→ PROVIDED RECORDS:
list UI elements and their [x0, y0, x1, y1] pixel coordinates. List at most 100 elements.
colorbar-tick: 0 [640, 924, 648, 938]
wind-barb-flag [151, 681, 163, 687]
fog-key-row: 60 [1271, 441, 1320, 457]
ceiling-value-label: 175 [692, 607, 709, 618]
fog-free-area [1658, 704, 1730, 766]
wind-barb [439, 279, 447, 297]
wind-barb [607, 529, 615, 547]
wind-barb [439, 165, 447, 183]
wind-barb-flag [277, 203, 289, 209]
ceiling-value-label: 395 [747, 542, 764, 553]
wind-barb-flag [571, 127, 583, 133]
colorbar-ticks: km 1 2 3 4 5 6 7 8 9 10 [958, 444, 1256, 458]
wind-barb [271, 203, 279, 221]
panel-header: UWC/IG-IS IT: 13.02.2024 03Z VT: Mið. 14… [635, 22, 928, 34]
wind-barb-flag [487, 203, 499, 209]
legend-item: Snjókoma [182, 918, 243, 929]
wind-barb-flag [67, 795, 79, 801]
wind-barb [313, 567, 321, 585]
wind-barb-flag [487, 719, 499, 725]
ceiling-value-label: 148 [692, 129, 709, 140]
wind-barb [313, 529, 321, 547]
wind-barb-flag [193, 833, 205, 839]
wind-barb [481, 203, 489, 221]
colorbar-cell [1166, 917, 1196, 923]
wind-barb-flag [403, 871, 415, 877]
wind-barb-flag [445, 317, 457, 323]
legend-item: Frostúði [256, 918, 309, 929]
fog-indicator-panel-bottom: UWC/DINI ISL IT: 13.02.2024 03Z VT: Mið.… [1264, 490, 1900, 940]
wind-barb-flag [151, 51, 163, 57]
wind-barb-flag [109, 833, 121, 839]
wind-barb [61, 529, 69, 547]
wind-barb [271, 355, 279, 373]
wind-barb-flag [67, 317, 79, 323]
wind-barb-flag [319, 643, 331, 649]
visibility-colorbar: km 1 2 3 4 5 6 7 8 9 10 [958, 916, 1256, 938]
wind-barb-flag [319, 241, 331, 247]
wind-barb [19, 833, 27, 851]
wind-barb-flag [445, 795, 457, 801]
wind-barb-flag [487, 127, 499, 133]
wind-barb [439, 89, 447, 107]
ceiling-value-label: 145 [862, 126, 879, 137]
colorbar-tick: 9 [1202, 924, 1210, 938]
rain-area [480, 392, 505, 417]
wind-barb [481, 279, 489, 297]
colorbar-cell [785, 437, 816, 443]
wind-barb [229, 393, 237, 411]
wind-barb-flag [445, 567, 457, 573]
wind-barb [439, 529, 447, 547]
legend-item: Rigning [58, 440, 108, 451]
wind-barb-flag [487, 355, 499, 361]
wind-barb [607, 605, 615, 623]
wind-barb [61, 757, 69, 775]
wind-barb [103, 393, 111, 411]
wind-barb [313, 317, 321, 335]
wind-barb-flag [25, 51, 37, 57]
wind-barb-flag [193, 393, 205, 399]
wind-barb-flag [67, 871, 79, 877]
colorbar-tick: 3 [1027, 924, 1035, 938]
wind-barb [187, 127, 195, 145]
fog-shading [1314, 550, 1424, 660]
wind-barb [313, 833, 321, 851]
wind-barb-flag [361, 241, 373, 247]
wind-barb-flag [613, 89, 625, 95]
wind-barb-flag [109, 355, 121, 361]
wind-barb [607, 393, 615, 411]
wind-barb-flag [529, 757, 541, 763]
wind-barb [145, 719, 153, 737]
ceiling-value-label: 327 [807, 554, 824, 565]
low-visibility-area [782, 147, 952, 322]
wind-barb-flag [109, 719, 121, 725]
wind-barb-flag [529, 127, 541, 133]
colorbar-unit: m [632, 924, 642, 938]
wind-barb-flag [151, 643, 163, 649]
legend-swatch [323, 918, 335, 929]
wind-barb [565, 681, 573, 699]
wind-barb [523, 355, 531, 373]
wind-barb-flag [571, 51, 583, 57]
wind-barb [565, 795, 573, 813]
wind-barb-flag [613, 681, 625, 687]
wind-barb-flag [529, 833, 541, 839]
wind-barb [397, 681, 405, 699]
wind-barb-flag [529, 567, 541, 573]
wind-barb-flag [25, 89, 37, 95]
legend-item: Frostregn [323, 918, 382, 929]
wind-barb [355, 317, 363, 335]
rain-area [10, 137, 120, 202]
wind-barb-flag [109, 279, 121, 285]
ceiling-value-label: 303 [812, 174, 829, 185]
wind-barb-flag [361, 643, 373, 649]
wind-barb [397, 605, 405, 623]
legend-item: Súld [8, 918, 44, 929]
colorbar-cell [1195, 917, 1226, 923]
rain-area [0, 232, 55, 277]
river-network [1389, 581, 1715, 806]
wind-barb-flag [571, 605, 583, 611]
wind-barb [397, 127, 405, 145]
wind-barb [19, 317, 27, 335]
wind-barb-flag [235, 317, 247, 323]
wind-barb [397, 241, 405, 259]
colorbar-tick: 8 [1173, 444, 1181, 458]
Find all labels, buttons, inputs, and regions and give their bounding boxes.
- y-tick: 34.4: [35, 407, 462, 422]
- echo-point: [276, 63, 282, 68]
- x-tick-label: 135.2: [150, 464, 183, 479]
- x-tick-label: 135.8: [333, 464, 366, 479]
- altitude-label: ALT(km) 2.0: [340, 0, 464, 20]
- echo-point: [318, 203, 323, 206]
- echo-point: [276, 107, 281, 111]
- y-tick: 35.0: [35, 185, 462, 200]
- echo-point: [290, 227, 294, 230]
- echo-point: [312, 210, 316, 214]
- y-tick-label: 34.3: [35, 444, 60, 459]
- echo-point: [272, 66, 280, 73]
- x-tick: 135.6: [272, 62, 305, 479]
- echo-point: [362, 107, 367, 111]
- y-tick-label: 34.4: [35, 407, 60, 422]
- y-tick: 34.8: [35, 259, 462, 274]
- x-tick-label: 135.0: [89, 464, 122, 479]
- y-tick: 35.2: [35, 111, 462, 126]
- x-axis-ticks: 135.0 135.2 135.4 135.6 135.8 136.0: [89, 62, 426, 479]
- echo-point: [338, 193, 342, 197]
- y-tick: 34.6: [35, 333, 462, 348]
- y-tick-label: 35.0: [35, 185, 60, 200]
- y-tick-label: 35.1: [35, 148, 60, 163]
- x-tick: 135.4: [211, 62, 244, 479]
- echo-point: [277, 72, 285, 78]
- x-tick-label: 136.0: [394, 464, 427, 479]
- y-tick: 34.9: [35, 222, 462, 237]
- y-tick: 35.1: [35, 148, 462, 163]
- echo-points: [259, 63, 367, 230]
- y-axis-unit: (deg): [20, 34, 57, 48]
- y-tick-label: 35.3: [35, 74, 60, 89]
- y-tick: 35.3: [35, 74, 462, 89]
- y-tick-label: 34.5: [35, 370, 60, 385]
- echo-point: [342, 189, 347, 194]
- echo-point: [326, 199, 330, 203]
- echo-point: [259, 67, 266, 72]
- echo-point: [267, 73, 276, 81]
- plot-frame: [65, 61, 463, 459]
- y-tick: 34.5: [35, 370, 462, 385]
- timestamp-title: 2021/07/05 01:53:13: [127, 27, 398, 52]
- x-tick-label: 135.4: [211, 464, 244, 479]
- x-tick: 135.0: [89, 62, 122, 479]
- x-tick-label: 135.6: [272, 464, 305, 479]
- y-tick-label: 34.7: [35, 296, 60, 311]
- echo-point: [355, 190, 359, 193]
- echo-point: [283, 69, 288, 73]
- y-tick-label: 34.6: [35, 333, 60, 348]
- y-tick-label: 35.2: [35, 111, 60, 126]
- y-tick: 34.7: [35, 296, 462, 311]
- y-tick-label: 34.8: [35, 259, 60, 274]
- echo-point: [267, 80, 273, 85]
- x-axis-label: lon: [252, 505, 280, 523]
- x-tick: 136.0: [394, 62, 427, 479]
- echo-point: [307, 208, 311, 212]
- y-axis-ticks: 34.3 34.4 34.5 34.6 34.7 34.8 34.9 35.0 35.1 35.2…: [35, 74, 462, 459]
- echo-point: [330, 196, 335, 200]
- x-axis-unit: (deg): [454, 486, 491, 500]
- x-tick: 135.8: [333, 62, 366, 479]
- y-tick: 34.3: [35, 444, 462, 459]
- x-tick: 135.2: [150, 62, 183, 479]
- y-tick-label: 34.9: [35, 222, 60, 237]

→ WHAT IS NEEDED:
Arrange the stretch from the start of the records through the line containing "fog-free-area [1658, 704, 1730, 766]" as a numbered list, leaving out any blank lines.

→ EXPECTED ANSWER:
1. list UI elements and their [x0, y0, x1, y1] pixel coordinates. List at most 100 elements.
2. colorbar-tick: 0 [640, 924, 648, 938]
3. wind-barb-flag [151, 681, 163, 687]
4. fog-key-row: 60 [1271, 441, 1320, 457]
5. ceiling-value-label: 175 [692, 607, 709, 618]
6. fog-free-area [1658, 704, 1730, 766]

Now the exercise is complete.